* **Records for this exercise**:
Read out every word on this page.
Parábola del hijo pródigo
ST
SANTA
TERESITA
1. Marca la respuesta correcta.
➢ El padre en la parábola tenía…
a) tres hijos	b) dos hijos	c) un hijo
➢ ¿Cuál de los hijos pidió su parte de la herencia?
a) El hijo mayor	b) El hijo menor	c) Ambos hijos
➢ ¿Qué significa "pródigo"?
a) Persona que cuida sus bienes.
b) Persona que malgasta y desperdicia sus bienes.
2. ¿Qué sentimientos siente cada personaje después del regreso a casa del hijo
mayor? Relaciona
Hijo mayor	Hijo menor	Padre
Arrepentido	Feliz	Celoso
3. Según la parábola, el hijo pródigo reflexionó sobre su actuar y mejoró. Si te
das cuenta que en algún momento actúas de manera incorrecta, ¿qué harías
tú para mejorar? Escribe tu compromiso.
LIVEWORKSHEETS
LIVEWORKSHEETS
---
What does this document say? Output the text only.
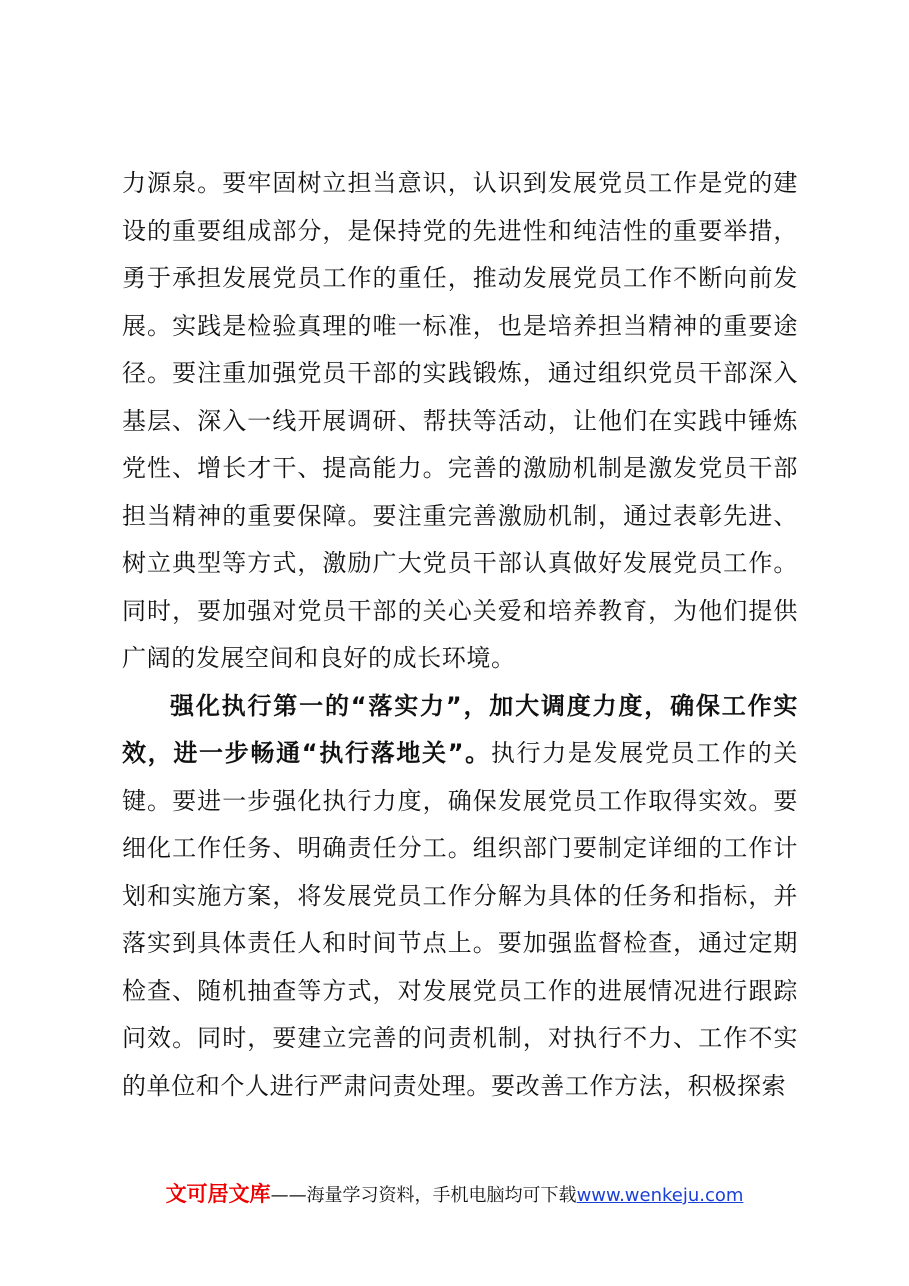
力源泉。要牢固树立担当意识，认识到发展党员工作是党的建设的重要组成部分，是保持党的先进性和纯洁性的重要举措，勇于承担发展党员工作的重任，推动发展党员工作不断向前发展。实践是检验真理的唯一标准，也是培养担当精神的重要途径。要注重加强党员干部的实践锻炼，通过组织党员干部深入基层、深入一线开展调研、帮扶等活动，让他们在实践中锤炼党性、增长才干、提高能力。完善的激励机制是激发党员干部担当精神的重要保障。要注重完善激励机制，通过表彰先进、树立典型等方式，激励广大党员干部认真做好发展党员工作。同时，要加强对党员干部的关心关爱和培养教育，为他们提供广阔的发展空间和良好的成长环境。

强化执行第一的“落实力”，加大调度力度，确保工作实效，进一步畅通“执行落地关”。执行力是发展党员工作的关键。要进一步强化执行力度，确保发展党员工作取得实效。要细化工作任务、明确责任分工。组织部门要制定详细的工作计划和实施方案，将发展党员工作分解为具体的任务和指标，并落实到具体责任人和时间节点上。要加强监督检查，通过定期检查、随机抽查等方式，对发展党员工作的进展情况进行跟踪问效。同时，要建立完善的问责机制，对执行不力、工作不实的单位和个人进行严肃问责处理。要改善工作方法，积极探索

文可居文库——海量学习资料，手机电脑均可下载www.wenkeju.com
* * *
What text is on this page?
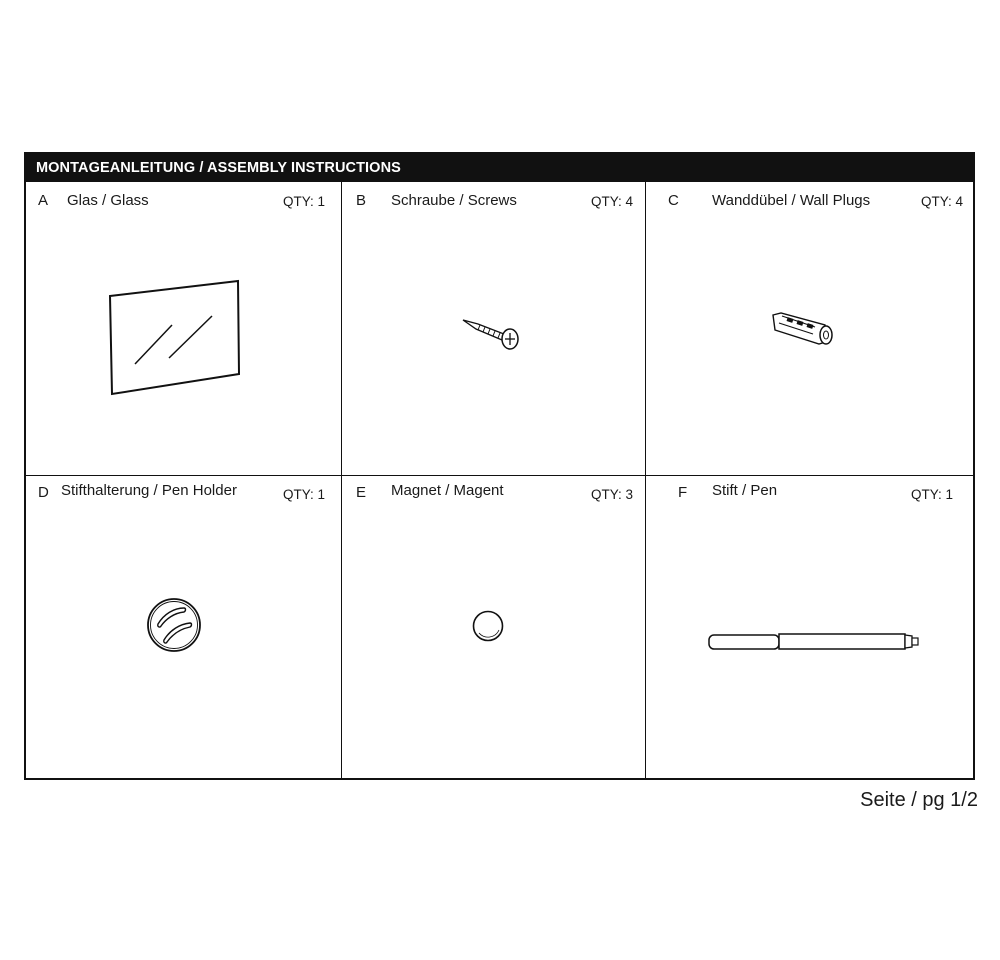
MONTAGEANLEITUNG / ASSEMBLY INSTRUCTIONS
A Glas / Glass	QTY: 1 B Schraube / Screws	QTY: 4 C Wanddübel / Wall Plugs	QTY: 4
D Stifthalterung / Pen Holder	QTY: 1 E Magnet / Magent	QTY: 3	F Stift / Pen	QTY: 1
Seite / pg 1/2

* **Exercise instructions**: Identify the lines above that contain the word "pródigo", then copy them.

* **Answer for this exercise**:
Parábola del hijo pródigo
➢ ¿Qué significa "pródigo"?
3. Según la parábola, el hijo pródigo reflexionó sobre su actuar y mejoró. Si te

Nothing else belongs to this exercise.